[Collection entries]
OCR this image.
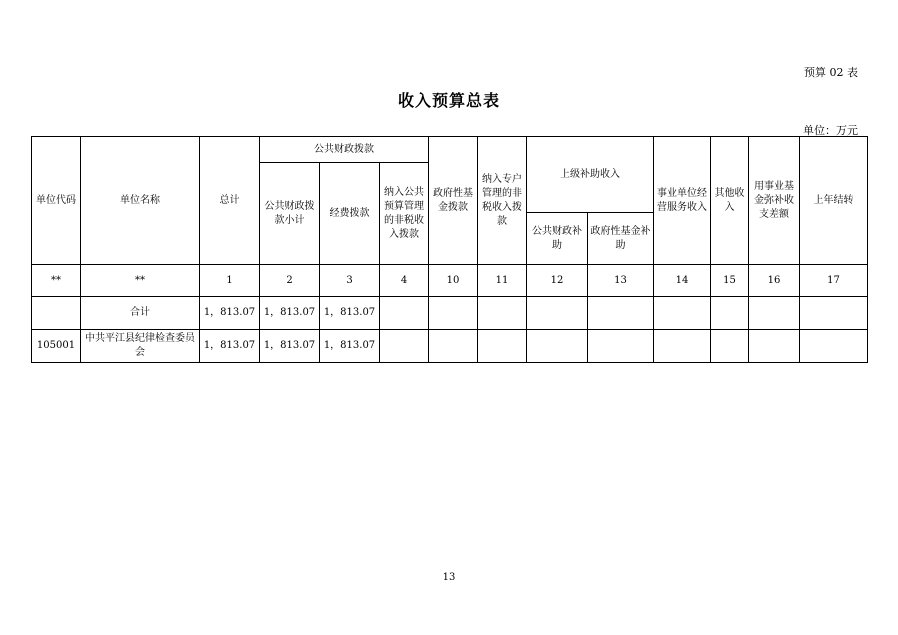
预算 02 表
收入预算总表
单位：万元
单位代码	单位名称	总计	公共财政拨款			政府性基金拨款	纳入专户管理的非税收入拨款	上级补助收入		事业单位经营服务收入	其他收入	用事业基金弥补收支差额	上年结转
			公共财政拨款小计	经费拨款	纳入公共预算管理的非税收入拨款								
								公共财政补助	政府性基金补助				
**	**	1	2	3	4	10	11	12	13	14	15	16	17
	合计	1，813.07	1，813.07	1，813.07									
105001	中共平江县纪律检查委员会	1，813.07	1，813.07	1，813.07									
13
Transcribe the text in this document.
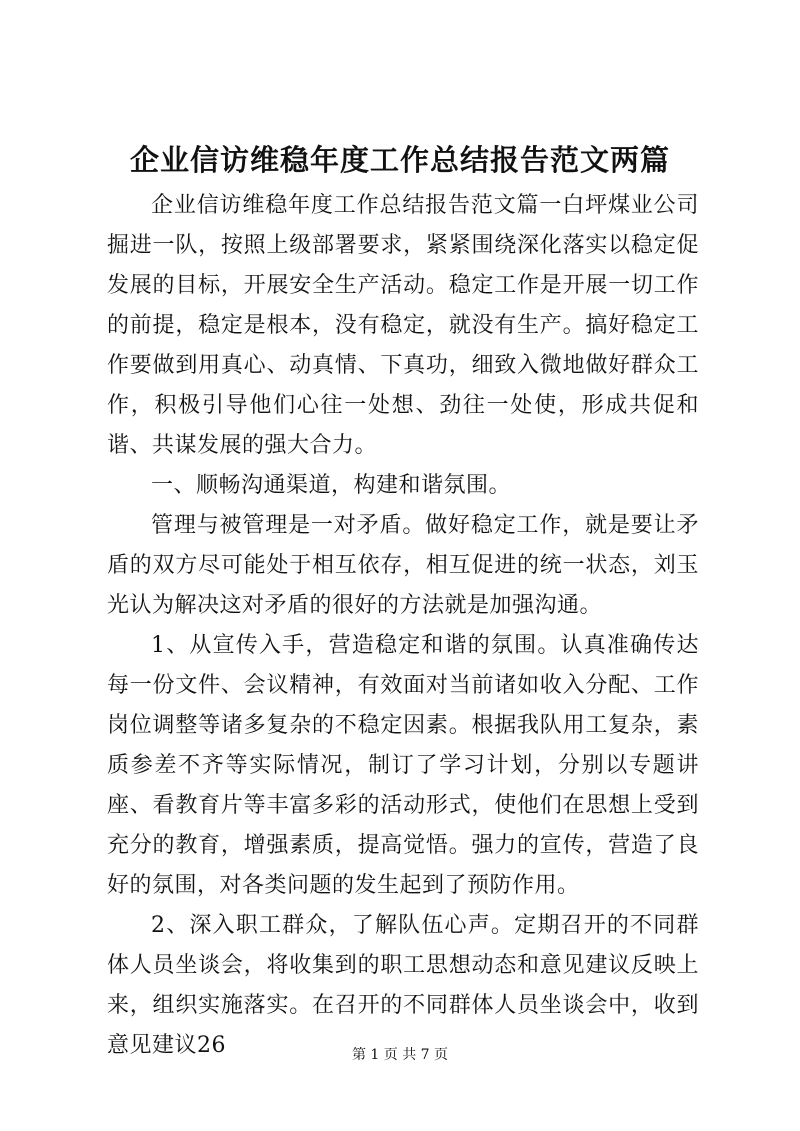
企业信访维稳年度工作总结报告范文两篇

企业信访维稳年度工作总结报告范文篇一白坪煤业公司掘进一队，按照上级部署要求，紧紧围绕深化落实以稳定促发展的目标，开展安全生产活动。稳定工作是开展一切工作的前提，稳定是根本，没有稳定，就没有生产。搞好稳定工作要做到用真心、动真情、下真功，细致入微地做好群众工作，积极引导他们心往一处想、劲往一处使，形成共促和谐、共谋发展的强大合力。

一、顺畅沟通渠道，构建和谐氛围。

管理与被管理是一对矛盾。做好稳定工作，就是要让矛盾的双方尽可能处于相互依存，相互促进的统一状态，刘玉光认为解决这对矛盾的很好的方法就是加强沟通。

1、从宣传入手，营造稳定和谐的氛围。认真准确传达每一份文件、会议精神，有效面对当前诸如收入分配、工作岗位调整等诸多复杂的不稳定因素。根据我队用工复杂，素质参差不齐等实际情况，制订了学习计划，分别以专题讲座、看教育片等丰富多彩的活动形式，使他们在思想上受到充分的教育，增强素质，提高觉悟。强力的宣传，营造了良好的氛围，对各类问题的发生起到了预防作用。

2、深入职工群众，了解队伍心声。定期召开的不同群体人员坐谈会，将收集到的职工思想动态和意见建议反映上来，组织实施落实。在召开的不同群体人员坐谈会中，收到意见建议26	第 1 页 共 7 页
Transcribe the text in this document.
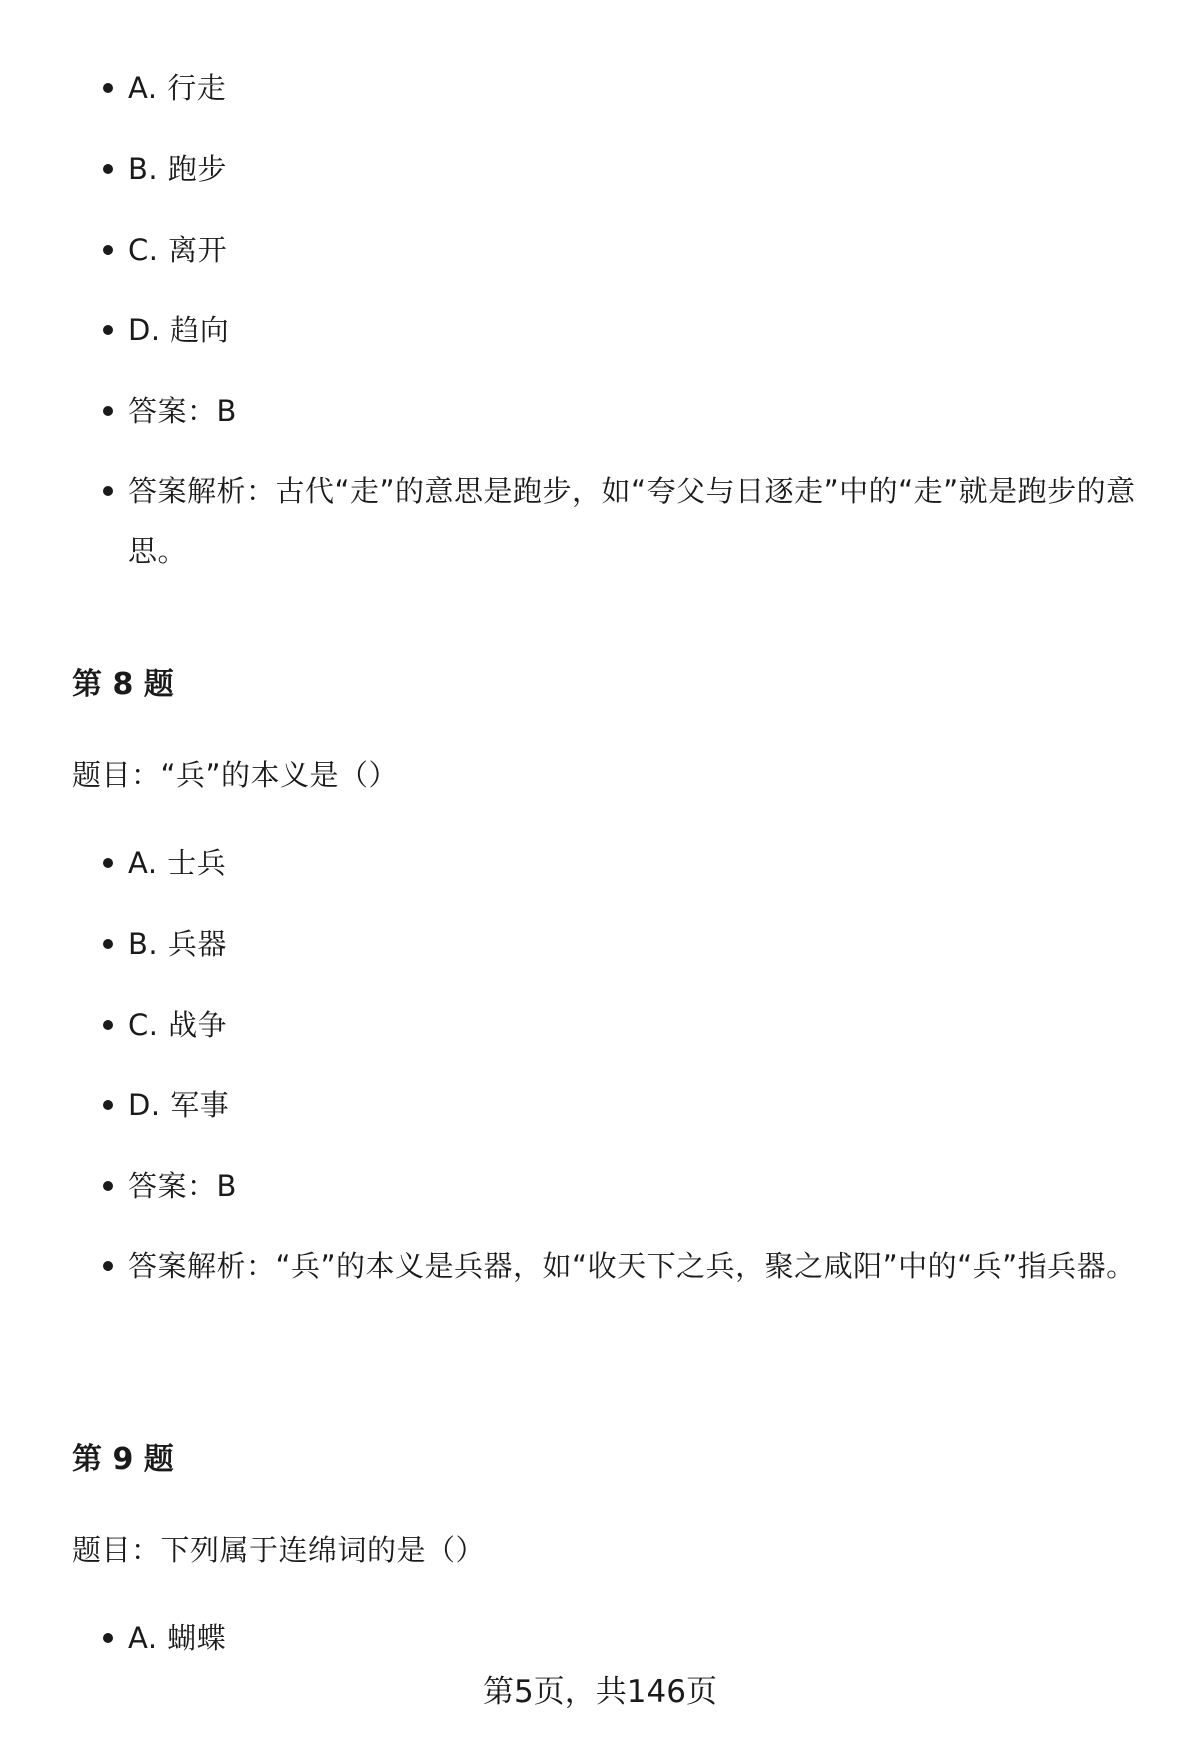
A. 行走
B. 跑步
C. 离开
D. 趋向
答案：B
答案解析：古代“走”的意思是跑步，如“夸父与日逐走”中的“走”就是跑步的意思。
第 8 题
题目：“兵”的本义是（）
A. 士兵
B. 兵器
C. 战争
D. 军事
答案：B
答案解析：“兵”的本义是兵器，如“收天下之兵，聚之咸阳”中的“兵”指兵器。
第 9 题
题目：下列属于连绵词的是（）
A. 蝴蝶
第5页，共146页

### Written task:
Pull out each line of the records holding the string "答案解析".

### Task response:
答案解析：古代“走”的意思是跑步，如“夸父与日逐走”中的“走”就是跑步的意思。
答案解析：“兵”的本义是兵器，如“收天下之兵，聚之咸阳”中的“兵”指兵器。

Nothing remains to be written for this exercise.